Copy, word for word, the part of the items below that opens with their first line and closes with the line containing "square-g4[interactable] — [1449, 966, 1690, 1208]", keeping both of those lines.

+++++

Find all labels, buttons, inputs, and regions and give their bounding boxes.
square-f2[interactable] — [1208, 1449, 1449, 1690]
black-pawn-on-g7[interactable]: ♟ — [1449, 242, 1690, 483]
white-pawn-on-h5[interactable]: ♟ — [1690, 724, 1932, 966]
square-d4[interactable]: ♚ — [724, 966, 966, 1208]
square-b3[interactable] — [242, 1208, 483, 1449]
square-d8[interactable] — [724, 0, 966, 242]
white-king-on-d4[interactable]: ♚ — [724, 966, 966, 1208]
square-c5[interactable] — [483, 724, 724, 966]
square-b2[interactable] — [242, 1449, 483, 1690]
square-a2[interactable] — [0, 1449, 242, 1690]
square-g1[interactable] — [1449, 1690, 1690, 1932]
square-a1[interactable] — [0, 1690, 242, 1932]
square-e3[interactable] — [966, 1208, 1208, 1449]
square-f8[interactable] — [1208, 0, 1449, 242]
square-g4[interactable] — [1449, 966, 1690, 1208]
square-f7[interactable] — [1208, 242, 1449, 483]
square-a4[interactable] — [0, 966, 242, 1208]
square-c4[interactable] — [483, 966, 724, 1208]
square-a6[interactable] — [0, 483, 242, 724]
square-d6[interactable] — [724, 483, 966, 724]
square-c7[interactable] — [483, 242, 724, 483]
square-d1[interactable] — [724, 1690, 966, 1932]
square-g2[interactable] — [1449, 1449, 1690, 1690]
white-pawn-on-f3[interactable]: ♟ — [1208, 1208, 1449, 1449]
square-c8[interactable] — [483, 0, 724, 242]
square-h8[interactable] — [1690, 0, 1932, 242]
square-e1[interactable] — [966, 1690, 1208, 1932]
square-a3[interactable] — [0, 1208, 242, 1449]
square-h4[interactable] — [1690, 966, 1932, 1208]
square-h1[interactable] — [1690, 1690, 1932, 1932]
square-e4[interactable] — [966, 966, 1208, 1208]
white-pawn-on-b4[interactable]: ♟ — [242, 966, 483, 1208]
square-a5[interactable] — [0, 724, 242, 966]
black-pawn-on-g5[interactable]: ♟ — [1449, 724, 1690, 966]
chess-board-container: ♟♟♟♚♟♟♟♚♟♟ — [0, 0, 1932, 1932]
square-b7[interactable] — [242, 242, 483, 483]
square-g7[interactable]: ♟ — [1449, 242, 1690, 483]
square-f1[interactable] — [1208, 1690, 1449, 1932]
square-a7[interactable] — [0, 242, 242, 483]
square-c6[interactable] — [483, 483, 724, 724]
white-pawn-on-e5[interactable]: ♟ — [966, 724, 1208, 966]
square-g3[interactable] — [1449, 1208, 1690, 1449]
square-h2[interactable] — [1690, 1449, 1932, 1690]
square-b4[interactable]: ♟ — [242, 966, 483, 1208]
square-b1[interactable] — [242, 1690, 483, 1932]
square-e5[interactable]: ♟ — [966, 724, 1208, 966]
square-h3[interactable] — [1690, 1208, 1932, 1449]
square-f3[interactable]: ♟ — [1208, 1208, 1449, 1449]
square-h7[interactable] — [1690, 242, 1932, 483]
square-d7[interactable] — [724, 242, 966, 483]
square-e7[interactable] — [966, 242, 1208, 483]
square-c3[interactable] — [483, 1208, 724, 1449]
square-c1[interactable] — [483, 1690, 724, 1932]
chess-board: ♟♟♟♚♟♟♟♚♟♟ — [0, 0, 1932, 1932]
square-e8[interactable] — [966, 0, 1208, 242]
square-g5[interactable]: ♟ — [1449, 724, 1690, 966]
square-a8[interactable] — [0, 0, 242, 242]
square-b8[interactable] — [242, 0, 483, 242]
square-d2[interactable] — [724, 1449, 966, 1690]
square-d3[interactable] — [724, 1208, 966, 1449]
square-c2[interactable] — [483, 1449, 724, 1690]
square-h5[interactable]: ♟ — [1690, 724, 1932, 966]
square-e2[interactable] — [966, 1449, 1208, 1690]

+++++

## [Answer below]
Find all labels, buttons, inputs, and regions and give their bounding boxes.
square-f2[interactable] — [1208, 1449, 1449, 1690]
black-pawn-on-g7[interactable]: ♟ — [1449, 242, 1690, 483]
white-pawn-on-h5[interactable]: ♟ — [1690, 724, 1932, 966]
square-d4[interactable]: ♚ — [724, 966, 966, 1208]
square-b3[interactable] — [242, 1208, 483, 1449]
square-d8[interactable] — [724, 0, 966, 242]
white-king-on-d4[interactable]: ♚ — [724, 966, 966, 1208]
square-c5[interactable] — [483, 724, 724, 966]
square-b2[interactable] — [242, 1449, 483, 1690]
square-a2[interactable] — [0, 1449, 242, 1690]
square-g1[interactable] — [1449, 1690, 1690, 1932]
square-a1[interactable] — [0, 1690, 242, 1932]
square-e3[interactable] — [966, 1208, 1208, 1449]
square-f8[interactable] — [1208, 0, 1449, 242]
square-g4[interactable] — [1449, 966, 1690, 1208]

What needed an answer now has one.